**Stated exercise**
Output every entry exactly as given.

**Dataset records**
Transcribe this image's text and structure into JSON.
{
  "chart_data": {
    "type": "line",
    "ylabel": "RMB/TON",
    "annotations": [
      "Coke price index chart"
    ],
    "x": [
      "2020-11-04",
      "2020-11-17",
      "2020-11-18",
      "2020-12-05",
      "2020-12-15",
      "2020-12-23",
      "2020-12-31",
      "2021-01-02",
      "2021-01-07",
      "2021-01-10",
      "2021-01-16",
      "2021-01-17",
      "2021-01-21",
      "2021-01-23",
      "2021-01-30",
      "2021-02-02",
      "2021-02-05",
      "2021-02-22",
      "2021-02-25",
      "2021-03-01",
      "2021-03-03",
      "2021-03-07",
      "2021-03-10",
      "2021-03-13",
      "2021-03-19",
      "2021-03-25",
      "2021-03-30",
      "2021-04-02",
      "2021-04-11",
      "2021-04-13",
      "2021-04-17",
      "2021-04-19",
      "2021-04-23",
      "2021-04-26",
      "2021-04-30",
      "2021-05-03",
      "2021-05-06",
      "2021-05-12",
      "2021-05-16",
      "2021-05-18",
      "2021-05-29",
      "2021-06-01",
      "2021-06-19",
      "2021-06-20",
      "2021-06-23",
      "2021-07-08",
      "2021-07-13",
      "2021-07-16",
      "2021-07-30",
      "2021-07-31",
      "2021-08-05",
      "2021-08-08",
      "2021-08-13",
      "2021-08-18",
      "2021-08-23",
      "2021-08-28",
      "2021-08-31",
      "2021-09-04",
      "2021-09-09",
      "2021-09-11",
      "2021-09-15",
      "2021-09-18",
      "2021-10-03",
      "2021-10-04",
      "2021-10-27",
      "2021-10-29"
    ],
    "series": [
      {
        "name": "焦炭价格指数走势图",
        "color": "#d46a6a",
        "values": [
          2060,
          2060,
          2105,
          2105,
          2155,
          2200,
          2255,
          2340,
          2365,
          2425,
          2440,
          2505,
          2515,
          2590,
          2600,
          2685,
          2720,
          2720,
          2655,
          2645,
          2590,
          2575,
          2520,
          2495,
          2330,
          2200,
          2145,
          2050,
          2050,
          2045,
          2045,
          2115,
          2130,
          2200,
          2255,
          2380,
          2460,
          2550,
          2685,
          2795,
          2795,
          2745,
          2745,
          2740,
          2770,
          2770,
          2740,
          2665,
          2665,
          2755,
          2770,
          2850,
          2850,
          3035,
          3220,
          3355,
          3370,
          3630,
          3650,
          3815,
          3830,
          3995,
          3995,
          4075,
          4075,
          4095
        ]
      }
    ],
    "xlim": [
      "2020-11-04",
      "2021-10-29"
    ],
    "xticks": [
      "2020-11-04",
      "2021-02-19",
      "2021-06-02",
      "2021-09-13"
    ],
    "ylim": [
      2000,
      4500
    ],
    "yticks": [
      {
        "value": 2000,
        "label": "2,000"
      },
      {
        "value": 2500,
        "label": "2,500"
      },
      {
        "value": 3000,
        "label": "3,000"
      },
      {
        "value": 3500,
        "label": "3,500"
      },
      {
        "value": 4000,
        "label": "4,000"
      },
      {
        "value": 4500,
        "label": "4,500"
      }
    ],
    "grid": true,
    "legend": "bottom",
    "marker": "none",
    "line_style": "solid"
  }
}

**Written reply**
Transcribe this image's text and structure into JSON.
{
  "chart_data": {
    "type": "line",
    "ylabel": "RMB/TON",
    "annotations": [
      "Coke price index chart"
    ],
    "x": [
      "2020-11-04",
      "2020-11-17",
      "2020-11-18",
      "2020-12-05",
      "2020-12-15",
      "2020-12-23",
      "2020-12-31",
      "2021-01-02",
      "2021-01-07",
      "2021-01-10",
      "2021-01-16",
      "2021-01-17",
      "2021-01-21",
      "2021-01-23",
      "2021-01-30",
      "2021-02-02",
      "2021-02-05",
      "2021-02-22",
      "2021-02-25",
      "2021-03-01",
      "2021-03-03",
      "2021-03-07",
      "2021-03-10",
      "2021-03-13",
      "2021-03-19",
      "2021-03-25",
      "2021-03-30",
      "2021-04-02",
      "2021-04-11",
      "2021-04-13",
      "2021-04-17",
      "2021-04-19",
      "2021-04-23",
      "2021-04-26",
      "2021-04-30",
      "2021-05-03",
      "2021-05-06",
      "2021-05-12",
      "2021-05-16",
      "2021-05-18",
      "2021-05-29",
      "2021-06-01",
      "2021-06-19",
      "2021-06-20",
      "2021-06-23",
      "2021-07-08",
      "2021-07-13",
      "2021-07-16",
      "2021-07-30",
      "2021-07-31",
      "2021-08-05",
      "2021-08-08",
      "2021-08-13",
      "2021-08-18",
      "2021-08-23",
      "2021-08-28",
      "2021-08-31",
      "2021-09-04",
      "2021-09-09",
      "2021-09-11",
      "2021-09-15",
      "2021-09-18",
      "2021-10-03",
      "2021-10-04",
      "2021-10-27",
      "2021-10-29"
    ],
    "series": [
      {
        "name": "焦炭价格指数走势图",
        "color": "#d46a6a",
        "values": [
          2060,
          2060,
          2105,
          2105,
          2155,
          2200,
          2255,
          2340,
          2365,
          2425,
          2440,
          2505,
          2515,
          2590,
          2600,
          2685,
          2720,
          2720,
          2655,
          2645,
          2590,
          2575,
          2520,
          2495,
          2330,
          2200,
          2145,
          2050,
          2050,
          2045,
          2045,
          2115,
          2130,
          2200,
          2255,
          2380,
          2460,
          2550,
          2685,
          2795,
          2795,
          2745,
          2745,
          2740,
          2770,
          2770,
          2740,
          2665,
          2665,
          2755,
          2770,
          2850,
          2850,
          3035,
          3220,
          3355,
          3370,
          3630,
          3650,
          3815,
          3830,
          3995,
          3995,
          4075,
          4075,
          4095
        ]
      }
    ],
    "xlim": [
      "2020-11-04",
      "2021-10-29"
    ],
    "xticks": [
      "2020-11-04",
      "2021-02-19",
      "2021-06-02",
      "2021-09-13"
    ],
    "ylim": [
      2000,
      4500
    ],
    "yticks": [
      {
        "value": 2000,
        "label": "2,000"
      },
      {
        "value": 2500,
        "label": "2,500"
      },
      {
        "value": 3000,
        "label": "3,000"
      },
      {
        "value": 3500,
        "label": "3,500"
      },
      {
        "value": 4000,
        "label": "4,000"
      },
      {
        "value": 4500,
        "label": "4,500"
      }
    ],
    "grid": true,
    "legend": "bottom",
    "marker": "none",
    "line_style": "solid"
  }
}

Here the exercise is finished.